**** RAW RECORDS ****

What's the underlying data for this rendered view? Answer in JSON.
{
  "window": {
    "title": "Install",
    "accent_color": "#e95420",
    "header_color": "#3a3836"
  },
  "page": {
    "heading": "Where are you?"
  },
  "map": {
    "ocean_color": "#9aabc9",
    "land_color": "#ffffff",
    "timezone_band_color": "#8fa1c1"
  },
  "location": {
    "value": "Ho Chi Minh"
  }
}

****

**STATED PROBLEM**
Output the complete data exactly as written.

**CORRECT OUTPUT**
What's the underlying data for this rendered view? Answer in JSON.
{
  "window": {
    "title": "Install",
    "accent_color": "#e95420",
    "header_color": "#3a3836"
  },
  "page": {
    "heading": "Where are you?"
  },
  "map": {
    "ocean_color": "#9aabc9",
    "land_color": "#ffffff",
    "timezone_band_color": "#8fa1c1"
  },
  "location": {
    "value": "Ho Chi Minh"
  }
}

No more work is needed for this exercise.